PROBLEM REQUIREMENTS: Retype nothing but the lines running from the line that contains "OCR this image." to the last line, both ends included, and skip every image.

DATASET:

»»

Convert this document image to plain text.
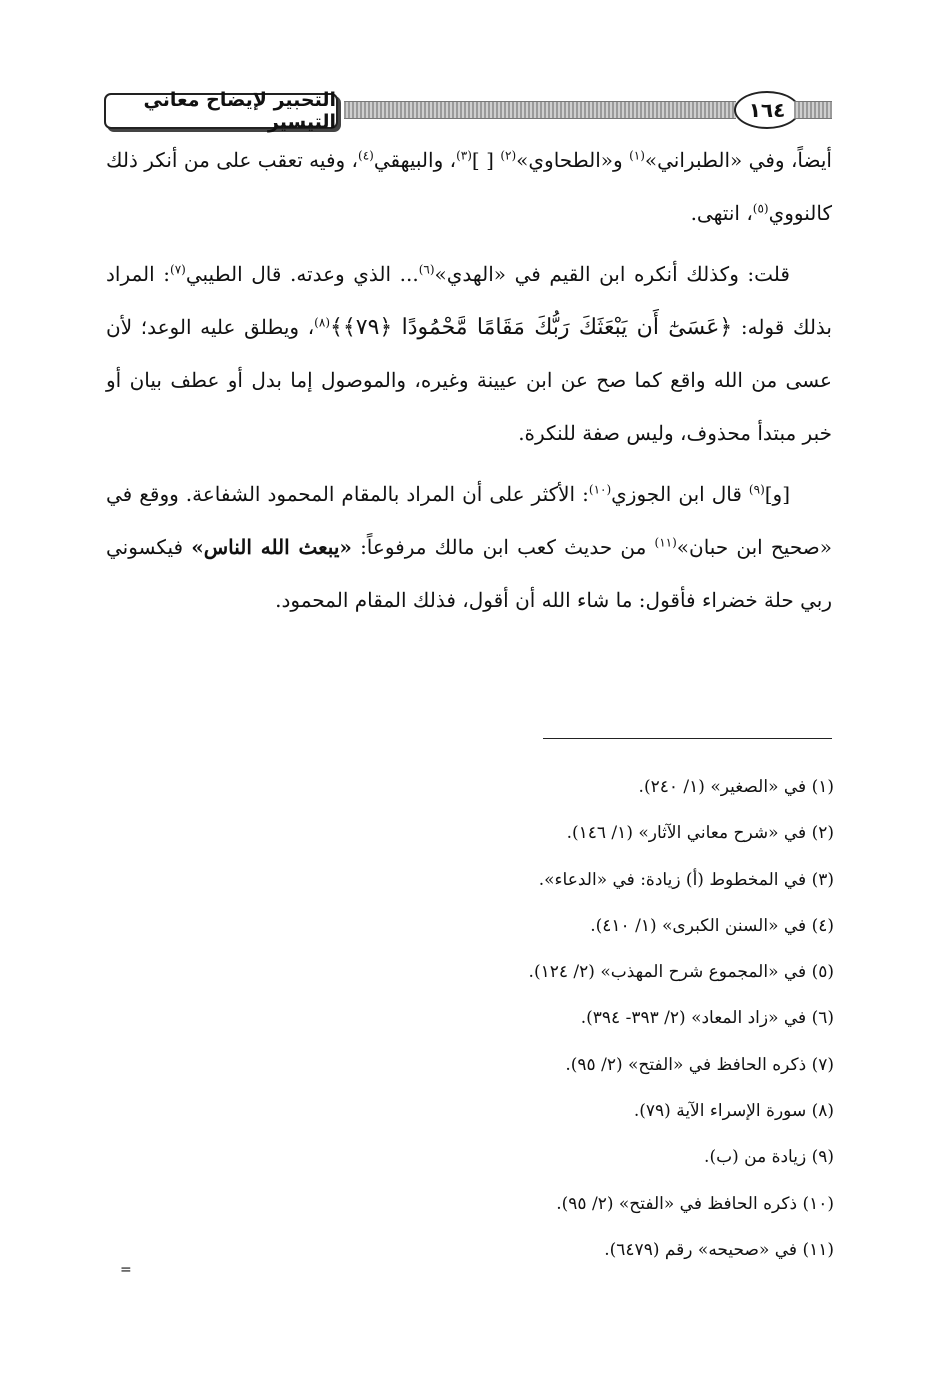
التحبير لإيضاح معاني التيسير	١٦٤

أيضاً، وفي «الطبراني»$^{(١)}$ و«الطحاوي»$^{(٢)}$ [ ]$^{(٣)}$، والبيهقي$^{(٤)}$، وفيه تعقب على من أنكر ذلك كالنووي$^{(٥)}$، انتهى.

قلت: وكذلك أنكره ابن القيم في «الهدي»$^{(٦)}$... الذي وعدته. قال الطيبي$^{(٧)}$: المراد بذلك قوله: ﴿عَسَىٰٓ أَن يَبْعَثَكَ رَبُّكَ مَقَامًا مَّحْمُودًا ﴿٧٩﴾﴾$^{(٨)}$، ويطلق عليه الوعد؛ لأن عسى من الله واقع كما صح عن ابن عيينة وغيره، والموصول إما بدل أو عطف بيان أو خبر مبتدأ محذوف، وليس صفة للنكرة.

[و]$^{(٩)}$ قال ابن الجوزي$^{(١٠)}$: الأكثر على أن المراد بالمقام المحمود الشفاعة. ووقع في «صحيح ابن حبان»$^{(١١)}$ من حديث كعب ابن مالك مرفوعاً: «يبعث الله الناس» فيكسوني ربي حلة خضراء فأقول: ما شاء الله أن أقول، فذلك المقام المحمود.

(١) في «الصغير» (١/ ٢٤٠).
(٢) في «شرح معاني الآثار» (١/ ١٤٦).
(٣) في المخطوط (أ) زيادة: في «الدعاء».
(٤) في «السنن الكبرى» (١/ ٤١٠).
(٥) في «المجموع شرح المهذب» (٢/ ١٢٤).
(٦) في «زاد المعاد» (٢/ ٣٩٣- ٣٩٤).
(٧) ذكره الحافظ في «الفتح» (٢/ ٩٥).
(٨) سورة الإسراء الآية (٧٩).
(٩) زيادة من (ب).
(١٠) ذكره الحافظ في «الفتح» (٢/ ٩٥).
(١١) في «صحيحه» رقم (٦٤٧٩).
=
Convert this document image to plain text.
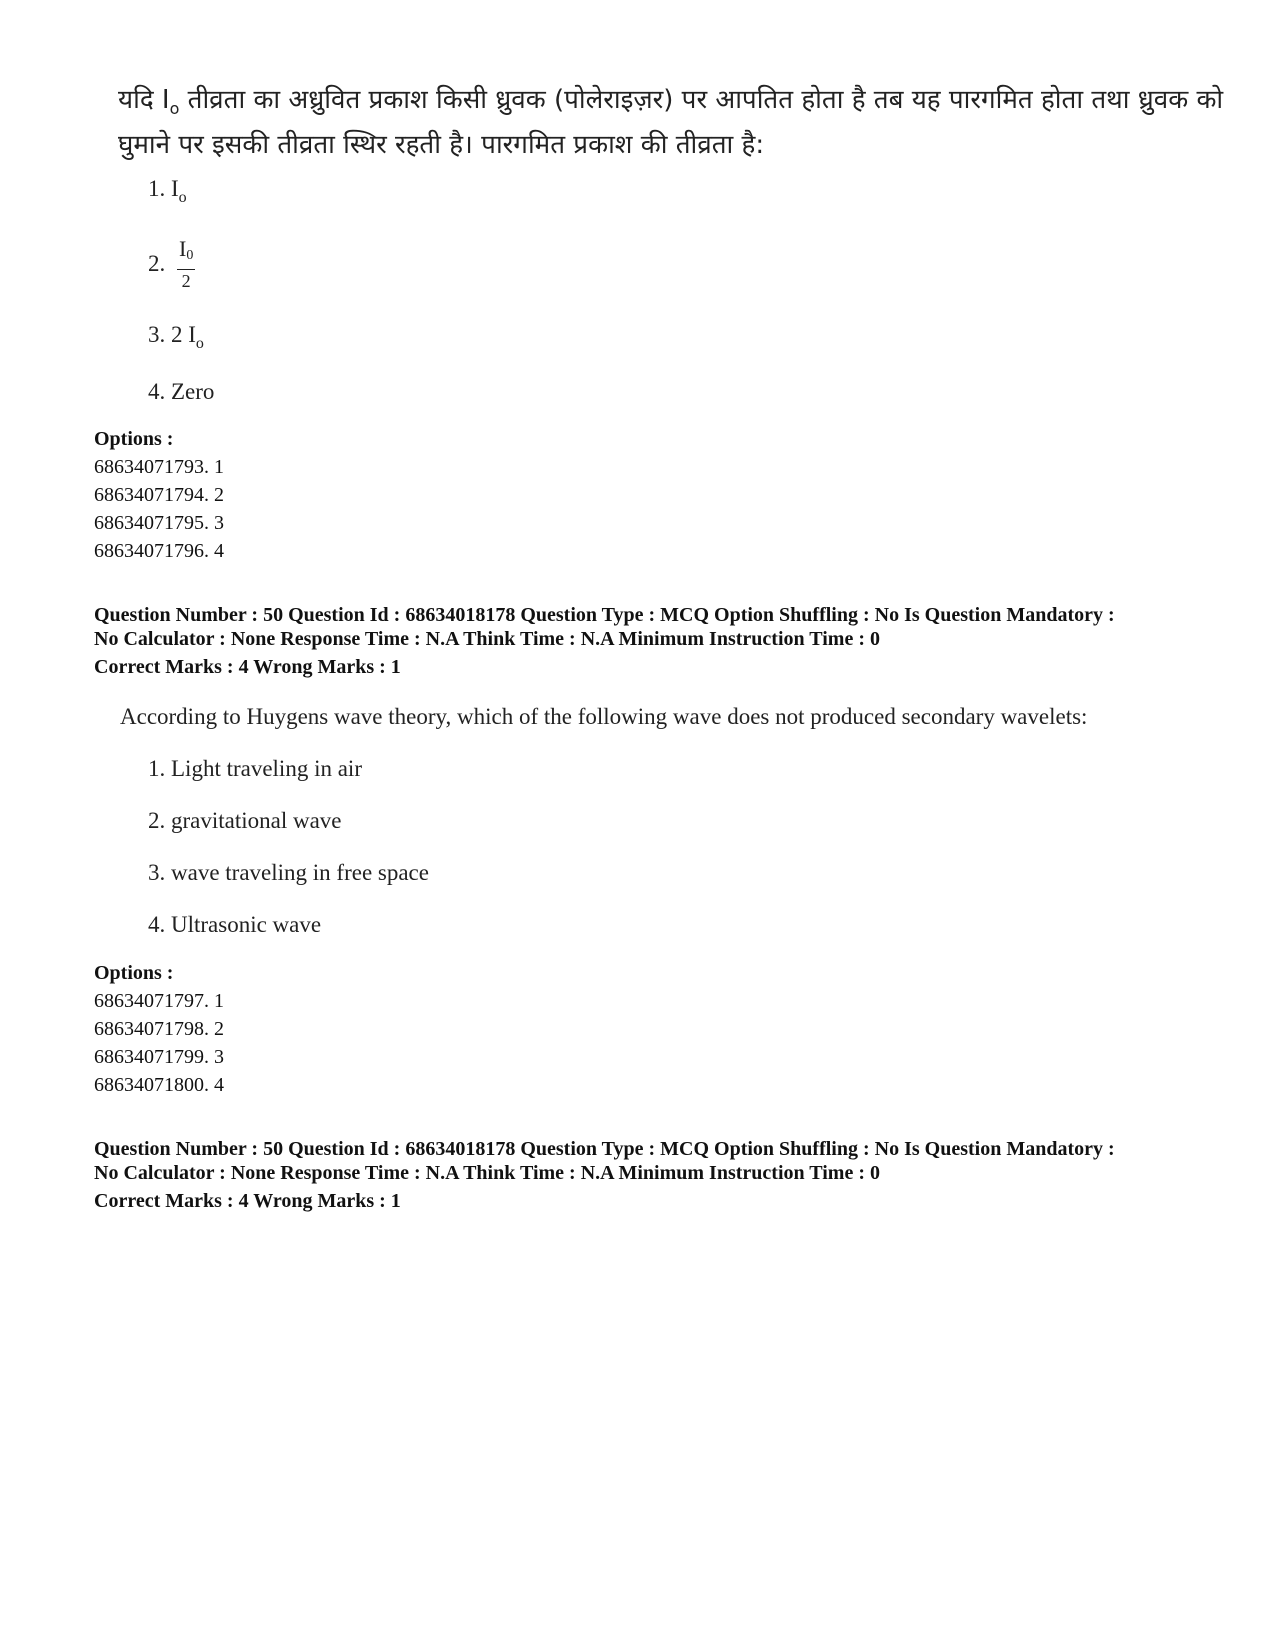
यदि $I_o$ तीव्रता का अध्रुवित प्रकाश किसी ध्रुवक (पोलेराइज़र) पर आपतित होता है तब यह पारगमित होता तथा ध्रुवक को
घुमाने पर इसकी तीव्रता स्थिर रहती है। पारगमित प्रकाश की तीव्रता है:
1. $I_o$
2. $\frac{I_0}{2}$
3. 2 $I_o$
4. Zero
Options :
68634071793. 1
68634071794. 2
68634071795. 3
68634071796. 4
Question Number : 50 Question Id : 68634018178 Question Type : MCQ Option Shuffling : No Is Question Mandatory :
No Calculator : None Response Time : N.A Think Time : N.A Minimum Instruction Time : 0
Correct Marks : 4 Wrong Marks : 1
According to Huygens wave theory, which of the following wave does not produced secondary wavelets:
1. Light traveling in air
2. gravitational wave
3. wave traveling in free space
4. Ultrasonic wave
Options :
68634071797. 1
68634071798. 2
68634071799. 3
68634071800. 4
Question Number : 50 Question Id : 68634018178 Question Type : MCQ Option Shuffling : No Is Question Mandatory :
No Calculator : None Response Time : N.A Think Time : N.A Minimum Instruction Time : 0
Correct Marks : 4 Wrong Marks : 1
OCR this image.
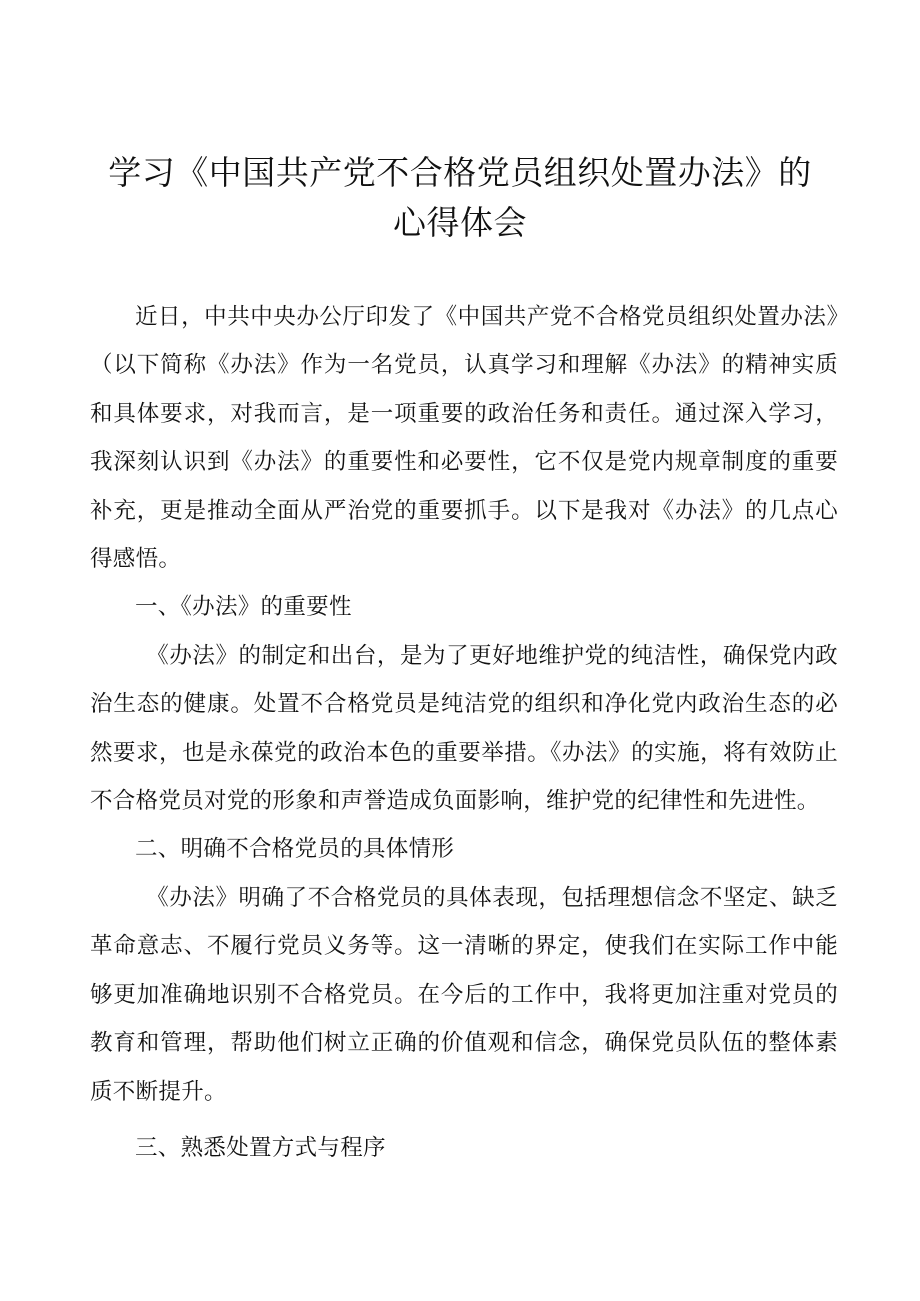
学习《中国共产党不合格党员组织处置办法》的
心得体会

近日，中共中央办公厅印发了《中国共产党不合格党员组织处置办法》（以下简称《办法》作为一名党员，认真学习和理解《办法》的精神实质和具体要求，对我而言，是一项重要的政治任务和责任。通过深入学习，我深刻认识到《办法》的重要性和必要性，它不仅是党内规章制度的重要补充，更是推动全面从严治党的重要抓手。以下是我对《办法》的几点心得感悟。

一、《办法》的重要性

《办法》的制定和出台，是为了更好地维护党的纯洁性，确保党内政治生态的健康。处置不合格党员是纯洁党的组织和净化党内政治生态的必然要求，也是永葆党的政治本色的重要举措。《办法》的实施，将有效防止不合格党员对党的形象和声誉造成负面影响，维护党的纪律性和先进性。

二、明确不合格党员的具体情形

《办法》明确了不合格党员的具体表现，包括理想信念不坚定、缺乏革命意志、不履行党员义务等。这一清晰的界定，使我们在实际工作中能够更加准确地识别不合格党员。在今后的工作中，我将更加注重对党员的教育和管理，帮助他们树立正确的价值观和信念，确保党员队伍的整体素质不断提升。

三、熟悉处置方式与程序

««

EXERCISE ANSWER:
OCR this image.
学习《中国共产党不合格党员组织处置办法》的
心得体会

近日，中共中央办公厅印发了《中国共产党不合格党员组织处置办法》（以下简称《办法》作为一名党员，认真学习和理解《办法》的精神实质和具体要求，对我而言，是一项重要的政治任务和责任。通过深入学习，我深刻认识到《办法》的重要性和必要性，它不仅是党内规章制度的重要补充，更是推动全面从严治党的重要抓手。以下是我对《办法》的几点心得感悟。

一、《办法》的重要性

《办法》的制定和出台，是为了更好地维护党的纯洁性，确保党内政治生态的健康。处置不合格党员是纯洁党的组织和净化党内政治生态的必然要求，也是永葆党的政治本色的重要举措。《办法》的实施，将有效防止不合格党员对党的形象和声誉造成负面影响，维护党的纪律性和先进性。

二、明确不合格党员的具体情形

《办法》明确了不合格党员的具体表现，包括理想信念不坚定、缺乏革命意志、不履行党员义务等。这一清晰的界定，使我们在实际工作中能够更加准确地识别不合格党员。在今后的工作中，我将更加注重对党员的教育和管理，帮助他们树立正确的价值观和信念，确保党员队伍的整体素质不断提升。

三、熟悉处置方式与程序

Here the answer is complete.